Selected extract:

******************************

Willfact 1000 IU Powder and solvent for solution for injection

Summary of Product Characteristics Updated 11-Oct-2024 | LFB Biopharmaceuticals Limited

1. Name of the medicinal product

Willfact 1000 IU powder and solvent for solution for injection

2. Qualitative and quantitative composition

Willfact is presented as powder and solvent for solution for injection containing nominally 1000 IU human von Willebrand factor (VWF) per vial.

The product contains approximately 100 IU/mL human von Willebrand factor when reconstituted with 10 mL water for injection.

Before the addition of albumin, the specific activity of Willfact is greater than or equal to 60 IU of VWF:RCo/mg of protein.

The VWF potency (IU) is measured according to ristocetin cofactor activity (VWF:RCo) compared to the International Standard for von Willebrand factor concentrate (WHO).

The quantity of human factor VIII (FVIII) in Willfact is ≤ 10 IU/100 IU VWF:RCo.

The FVIII potency (IU) is determined using the European Pharmacopoeia chromogenic assay.

Excipient with known effect:

This medicinal product contains sodium:

One 10 mL vial (1000 IU) contains 0.3 mmol (6.9 mg) sodium.

******************************

Dataset entries:
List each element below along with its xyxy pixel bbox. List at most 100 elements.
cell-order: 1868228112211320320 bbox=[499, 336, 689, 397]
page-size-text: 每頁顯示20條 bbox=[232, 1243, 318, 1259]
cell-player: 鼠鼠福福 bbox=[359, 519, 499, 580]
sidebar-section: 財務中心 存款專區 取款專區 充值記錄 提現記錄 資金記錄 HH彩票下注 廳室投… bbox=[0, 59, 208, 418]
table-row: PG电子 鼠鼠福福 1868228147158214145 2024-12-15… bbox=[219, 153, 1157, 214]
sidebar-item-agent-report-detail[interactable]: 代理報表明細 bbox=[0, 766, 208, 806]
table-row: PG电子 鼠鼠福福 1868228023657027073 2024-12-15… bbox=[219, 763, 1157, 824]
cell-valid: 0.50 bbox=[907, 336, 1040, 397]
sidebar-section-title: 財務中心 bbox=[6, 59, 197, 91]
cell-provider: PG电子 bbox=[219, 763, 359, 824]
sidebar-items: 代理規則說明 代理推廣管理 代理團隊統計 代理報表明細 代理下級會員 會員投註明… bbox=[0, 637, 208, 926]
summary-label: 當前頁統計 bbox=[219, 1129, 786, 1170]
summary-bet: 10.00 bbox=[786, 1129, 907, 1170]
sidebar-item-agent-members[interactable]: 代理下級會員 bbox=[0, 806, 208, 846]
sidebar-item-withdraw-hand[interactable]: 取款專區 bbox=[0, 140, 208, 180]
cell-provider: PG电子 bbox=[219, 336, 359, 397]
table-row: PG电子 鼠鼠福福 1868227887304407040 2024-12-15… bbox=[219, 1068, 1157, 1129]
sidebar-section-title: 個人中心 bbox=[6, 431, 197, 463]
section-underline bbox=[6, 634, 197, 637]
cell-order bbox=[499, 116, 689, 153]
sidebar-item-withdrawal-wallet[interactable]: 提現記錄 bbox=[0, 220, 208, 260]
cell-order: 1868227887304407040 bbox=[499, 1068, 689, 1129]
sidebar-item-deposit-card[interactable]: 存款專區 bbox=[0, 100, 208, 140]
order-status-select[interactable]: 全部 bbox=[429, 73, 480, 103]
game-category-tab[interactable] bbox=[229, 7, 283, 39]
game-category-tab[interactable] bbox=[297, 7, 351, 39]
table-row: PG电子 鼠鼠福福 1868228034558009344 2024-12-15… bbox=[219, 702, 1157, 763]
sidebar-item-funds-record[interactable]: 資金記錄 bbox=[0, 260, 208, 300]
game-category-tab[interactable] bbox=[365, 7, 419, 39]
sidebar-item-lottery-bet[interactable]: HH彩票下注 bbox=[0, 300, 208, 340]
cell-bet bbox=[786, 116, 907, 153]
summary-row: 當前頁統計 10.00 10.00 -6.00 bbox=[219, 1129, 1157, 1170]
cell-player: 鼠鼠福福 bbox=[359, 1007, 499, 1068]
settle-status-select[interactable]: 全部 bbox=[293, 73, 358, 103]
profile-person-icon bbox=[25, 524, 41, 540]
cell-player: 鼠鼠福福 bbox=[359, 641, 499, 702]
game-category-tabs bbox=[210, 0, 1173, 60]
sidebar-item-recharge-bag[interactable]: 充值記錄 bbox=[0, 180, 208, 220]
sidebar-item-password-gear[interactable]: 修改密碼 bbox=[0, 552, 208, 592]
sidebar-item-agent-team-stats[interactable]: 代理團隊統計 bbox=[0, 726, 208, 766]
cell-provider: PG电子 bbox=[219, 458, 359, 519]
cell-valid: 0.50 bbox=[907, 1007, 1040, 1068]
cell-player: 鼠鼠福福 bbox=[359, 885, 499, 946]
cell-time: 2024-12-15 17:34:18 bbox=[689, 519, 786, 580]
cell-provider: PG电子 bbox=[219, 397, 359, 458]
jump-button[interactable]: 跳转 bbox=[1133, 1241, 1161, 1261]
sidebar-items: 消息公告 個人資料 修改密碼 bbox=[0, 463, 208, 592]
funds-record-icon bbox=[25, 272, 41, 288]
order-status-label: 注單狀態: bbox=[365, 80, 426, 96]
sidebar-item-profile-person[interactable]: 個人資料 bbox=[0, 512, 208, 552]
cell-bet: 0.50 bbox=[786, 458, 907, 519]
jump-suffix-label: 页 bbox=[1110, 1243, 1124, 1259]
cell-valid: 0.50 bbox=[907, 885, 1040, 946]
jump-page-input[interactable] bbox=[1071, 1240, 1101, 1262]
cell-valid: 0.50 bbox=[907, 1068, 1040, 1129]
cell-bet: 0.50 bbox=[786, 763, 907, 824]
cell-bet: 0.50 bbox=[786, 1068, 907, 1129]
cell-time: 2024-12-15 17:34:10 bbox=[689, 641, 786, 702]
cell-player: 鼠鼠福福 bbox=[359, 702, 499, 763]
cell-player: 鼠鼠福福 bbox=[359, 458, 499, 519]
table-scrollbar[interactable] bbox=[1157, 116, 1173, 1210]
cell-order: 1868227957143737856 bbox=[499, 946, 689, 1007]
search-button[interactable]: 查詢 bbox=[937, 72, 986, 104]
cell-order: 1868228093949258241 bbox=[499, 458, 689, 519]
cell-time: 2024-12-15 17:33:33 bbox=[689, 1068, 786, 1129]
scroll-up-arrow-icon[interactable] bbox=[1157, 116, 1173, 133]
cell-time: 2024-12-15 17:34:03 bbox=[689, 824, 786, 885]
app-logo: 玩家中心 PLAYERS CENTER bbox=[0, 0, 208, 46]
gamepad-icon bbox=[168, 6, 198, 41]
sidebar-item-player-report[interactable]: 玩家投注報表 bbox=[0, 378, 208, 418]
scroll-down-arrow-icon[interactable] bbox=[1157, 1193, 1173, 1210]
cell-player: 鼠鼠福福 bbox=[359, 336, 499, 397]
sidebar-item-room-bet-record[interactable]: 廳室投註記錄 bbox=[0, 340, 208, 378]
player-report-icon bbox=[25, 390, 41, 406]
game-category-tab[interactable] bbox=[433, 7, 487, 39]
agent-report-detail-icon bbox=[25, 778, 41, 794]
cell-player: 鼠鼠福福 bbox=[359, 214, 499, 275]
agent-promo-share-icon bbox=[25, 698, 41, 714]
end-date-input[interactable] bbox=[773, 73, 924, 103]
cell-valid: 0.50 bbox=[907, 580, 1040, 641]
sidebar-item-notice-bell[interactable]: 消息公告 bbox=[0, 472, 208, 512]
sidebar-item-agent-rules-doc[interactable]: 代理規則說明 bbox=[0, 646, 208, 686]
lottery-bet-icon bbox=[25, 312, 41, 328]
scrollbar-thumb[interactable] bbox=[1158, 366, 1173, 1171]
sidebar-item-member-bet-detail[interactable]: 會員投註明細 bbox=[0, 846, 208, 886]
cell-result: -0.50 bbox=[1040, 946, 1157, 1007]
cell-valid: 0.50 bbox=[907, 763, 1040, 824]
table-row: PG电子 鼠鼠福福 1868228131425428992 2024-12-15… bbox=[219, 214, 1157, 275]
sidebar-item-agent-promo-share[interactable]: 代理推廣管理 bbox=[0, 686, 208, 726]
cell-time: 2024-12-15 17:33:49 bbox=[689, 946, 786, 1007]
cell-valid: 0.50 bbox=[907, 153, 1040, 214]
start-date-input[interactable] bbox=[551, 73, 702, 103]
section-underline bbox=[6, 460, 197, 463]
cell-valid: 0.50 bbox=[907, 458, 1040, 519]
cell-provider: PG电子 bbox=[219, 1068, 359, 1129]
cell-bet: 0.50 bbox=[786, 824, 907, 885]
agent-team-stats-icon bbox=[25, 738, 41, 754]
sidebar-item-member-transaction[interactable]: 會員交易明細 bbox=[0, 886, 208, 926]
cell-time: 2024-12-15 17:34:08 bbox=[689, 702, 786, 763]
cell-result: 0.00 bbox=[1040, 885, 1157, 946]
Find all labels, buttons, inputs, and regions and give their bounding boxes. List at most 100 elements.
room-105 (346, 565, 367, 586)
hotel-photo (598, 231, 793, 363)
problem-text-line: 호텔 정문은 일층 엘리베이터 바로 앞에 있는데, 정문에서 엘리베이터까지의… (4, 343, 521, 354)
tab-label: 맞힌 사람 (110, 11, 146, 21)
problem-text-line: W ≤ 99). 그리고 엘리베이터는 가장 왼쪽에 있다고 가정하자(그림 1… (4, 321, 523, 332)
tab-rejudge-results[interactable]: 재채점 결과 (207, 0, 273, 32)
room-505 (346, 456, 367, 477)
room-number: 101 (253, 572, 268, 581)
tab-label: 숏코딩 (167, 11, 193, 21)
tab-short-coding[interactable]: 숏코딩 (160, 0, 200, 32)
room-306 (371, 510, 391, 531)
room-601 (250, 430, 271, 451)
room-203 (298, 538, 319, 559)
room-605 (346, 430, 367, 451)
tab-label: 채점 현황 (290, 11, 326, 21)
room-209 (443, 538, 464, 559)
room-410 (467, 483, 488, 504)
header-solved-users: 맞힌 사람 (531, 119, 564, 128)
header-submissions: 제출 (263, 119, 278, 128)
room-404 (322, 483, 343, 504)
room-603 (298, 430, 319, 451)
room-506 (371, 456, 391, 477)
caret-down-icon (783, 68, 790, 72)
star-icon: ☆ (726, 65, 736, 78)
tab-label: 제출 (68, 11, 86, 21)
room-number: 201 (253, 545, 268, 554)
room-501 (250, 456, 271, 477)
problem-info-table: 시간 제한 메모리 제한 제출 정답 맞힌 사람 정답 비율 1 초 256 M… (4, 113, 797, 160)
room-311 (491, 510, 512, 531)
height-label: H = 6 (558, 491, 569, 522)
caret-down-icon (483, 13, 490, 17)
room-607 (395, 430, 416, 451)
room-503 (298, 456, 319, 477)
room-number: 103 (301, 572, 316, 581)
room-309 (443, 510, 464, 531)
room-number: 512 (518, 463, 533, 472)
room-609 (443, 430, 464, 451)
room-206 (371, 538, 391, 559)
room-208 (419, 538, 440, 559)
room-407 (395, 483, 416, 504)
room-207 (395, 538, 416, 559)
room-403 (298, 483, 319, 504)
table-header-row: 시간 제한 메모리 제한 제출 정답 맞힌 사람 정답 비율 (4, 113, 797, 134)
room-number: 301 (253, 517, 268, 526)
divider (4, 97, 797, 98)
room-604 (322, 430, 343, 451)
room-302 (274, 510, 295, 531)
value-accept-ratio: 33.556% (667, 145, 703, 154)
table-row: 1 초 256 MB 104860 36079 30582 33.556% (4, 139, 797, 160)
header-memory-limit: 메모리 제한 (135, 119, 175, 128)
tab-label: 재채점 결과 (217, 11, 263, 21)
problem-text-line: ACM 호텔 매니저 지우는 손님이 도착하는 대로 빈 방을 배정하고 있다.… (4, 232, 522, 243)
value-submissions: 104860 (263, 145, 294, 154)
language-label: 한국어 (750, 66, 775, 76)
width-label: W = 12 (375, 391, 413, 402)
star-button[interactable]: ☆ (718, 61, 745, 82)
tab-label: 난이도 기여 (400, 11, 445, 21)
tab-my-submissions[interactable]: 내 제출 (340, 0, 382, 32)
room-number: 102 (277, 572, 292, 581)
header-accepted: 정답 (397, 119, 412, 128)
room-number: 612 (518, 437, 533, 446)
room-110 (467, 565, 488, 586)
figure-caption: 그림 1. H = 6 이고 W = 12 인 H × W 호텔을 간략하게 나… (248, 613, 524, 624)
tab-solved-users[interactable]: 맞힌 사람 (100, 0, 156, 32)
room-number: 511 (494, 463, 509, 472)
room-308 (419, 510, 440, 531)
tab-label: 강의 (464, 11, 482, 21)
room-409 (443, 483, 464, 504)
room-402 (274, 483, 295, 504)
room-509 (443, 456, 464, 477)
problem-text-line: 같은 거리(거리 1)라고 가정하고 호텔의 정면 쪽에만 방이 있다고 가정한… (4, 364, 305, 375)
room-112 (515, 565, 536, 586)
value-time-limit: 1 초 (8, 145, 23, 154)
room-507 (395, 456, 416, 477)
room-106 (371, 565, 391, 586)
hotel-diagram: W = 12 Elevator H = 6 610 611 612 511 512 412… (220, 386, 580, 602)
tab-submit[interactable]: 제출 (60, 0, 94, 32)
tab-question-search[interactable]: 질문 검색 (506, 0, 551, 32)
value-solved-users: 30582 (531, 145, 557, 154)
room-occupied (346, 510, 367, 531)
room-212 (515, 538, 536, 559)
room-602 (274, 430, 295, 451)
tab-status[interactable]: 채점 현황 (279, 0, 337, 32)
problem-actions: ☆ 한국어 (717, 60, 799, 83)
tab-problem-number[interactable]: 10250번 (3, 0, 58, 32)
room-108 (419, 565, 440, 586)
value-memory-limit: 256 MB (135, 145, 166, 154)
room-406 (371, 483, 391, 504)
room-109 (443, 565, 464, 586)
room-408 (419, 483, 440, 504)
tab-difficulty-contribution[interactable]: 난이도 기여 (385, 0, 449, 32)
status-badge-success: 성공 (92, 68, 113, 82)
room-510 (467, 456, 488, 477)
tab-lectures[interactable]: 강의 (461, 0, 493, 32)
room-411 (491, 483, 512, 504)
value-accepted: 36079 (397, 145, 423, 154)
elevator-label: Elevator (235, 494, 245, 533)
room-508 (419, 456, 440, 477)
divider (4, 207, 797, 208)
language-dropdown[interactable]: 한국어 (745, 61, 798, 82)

******************************

What this exercise asks:
[A] Restate word for word the passage of the Willfact product summary starting with "1. Name of the" and going on through "water for injection.".
[B] Using the Willfact product summary, answer these questions:
(i) How much water for injection is used to reconstitute the product?
(ii) Which assay determines the FVIII potency?
(iii) How much sodium does one 10 mL vial contain?

Task responses:
[A]
1. Name of the medicinal product

Willfact 1000 IU powder and solvent for solution for injection

2. Qualitative and quantitative composition

Willfact is presented as powder and solvent for solution for injection containing nominally 1000 IU human von Willebrand factor (VWF) per vial.

The product contains approximately 100 IU/mL human von Willebrand factor when reconstituted with 10 mL water for injection.

[B]
(i) 10 mL
(ii) The European Pharmacopoeia chromogenic assay
(iii) 0.3 mmol (6.9 mg)